Begin

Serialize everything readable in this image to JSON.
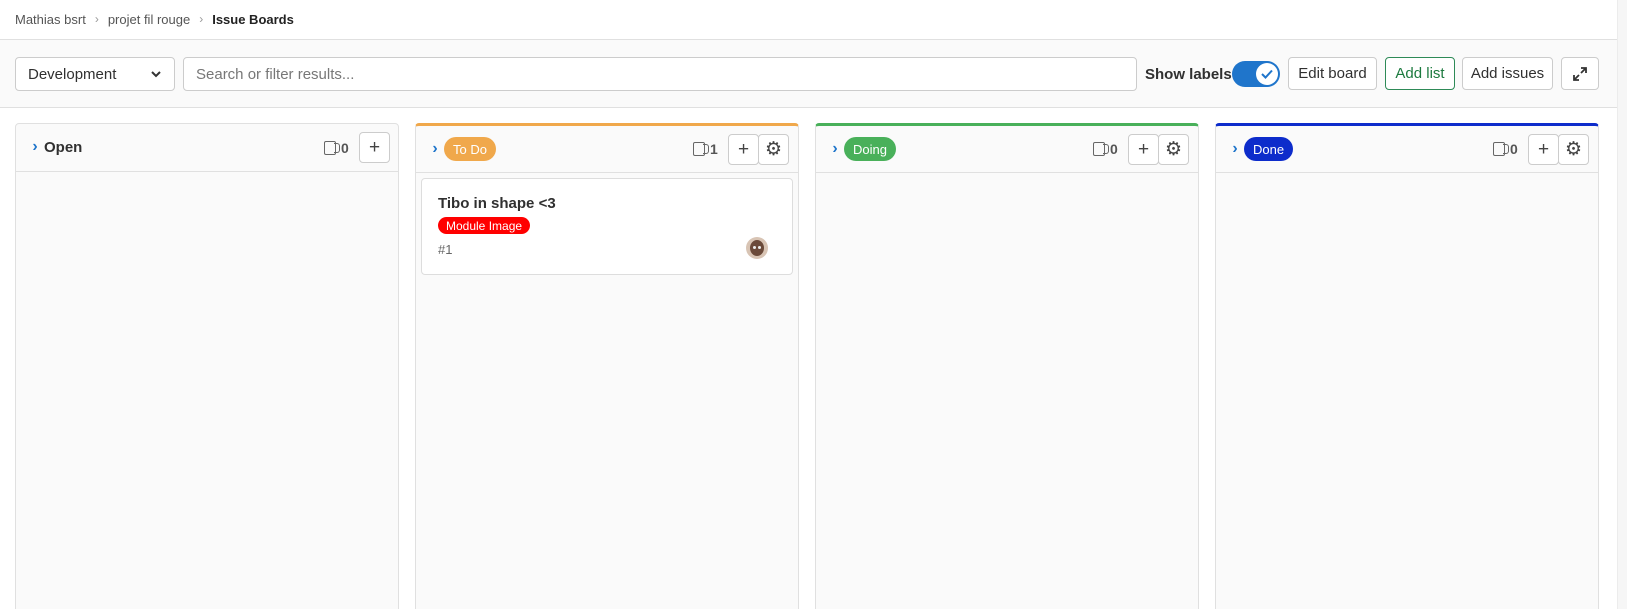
{
  "breadcrumb": {
    "items": [
      "Mathias bsrt",
      "projet fil rouge",
      "Issue Boards"
    ]
  },
  "toolbar": {
    "board_select": "Development",
    "search_placeholder": "Search or filter results...",
    "show_labels": "Show labels",
    "show_labels_on": true,
    "edit_board": "Edit board",
    "add_list": "Add list",
    "add_issues": "Add issues"
  },
  "lists": [
    {
      "title": "Open",
      "count": "0",
      "color": ""
    },
    {
      "title": "To Do",
      "count": "1",
      "color": "#f0a84b"
    },
    {
      "title": "Doing",
      "count": "0",
      "color": "#49b05a"
    },
    {
      "title": "Done",
      "count": "0",
      "color": "#0d2ccb"
    }
  ],
  "card": {
    "title": "Tibo in shape <3",
    "label": "Module Image",
    "label_color": "#ff0000",
    "ref": "#1"
  },
  "icons": {
    "chevron": "›",
    "plus": "+",
    "gear": "⚙"
  }
}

End

_PROBLEM TO SOLVE:_ All of the data needs repeating exactly, but the pictures do not.

_SOLUTION FOR THIS PROBLEM:_
Serialize everything readable in this image to JSON.
{
  "breadcrumb": {
    "items": [
      "Mathias bsrt",
      "projet fil rouge",
      "Issue Boards"
    ]
  },
  "toolbar": {
    "board_select": "Development",
    "search_placeholder": "Search or filter results...",
    "show_labels": "Show labels",
    "show_labels_on": true,
    "edit_board": "Edit board",
    "add_list": "Add list",
    "add_issues": "Add issues"
  },
  "lists": [
    {
      "title": "Open",
      "count": "0",
      "color": ""
    },
    {
      "title": "To Do",
      "count": "1",
      "color": "#f0a84b"
    },
    {
      "title": "Doing",
      "count": "0",
      "color": "#49b05a"
    },
    {
      "title": "Done",
      "count": "0",
      "color": "#0d2ccb"
    }
  ],
  "card": {
    "title": "Tibo in shape <3",
    "label": "Module Image",
    "label_color": "#ff0000",
    "ref": "#1"
  },
  "icons": {
    "chevron": "›",
    "plus": "+",
    "gear": "⚙"
  }
}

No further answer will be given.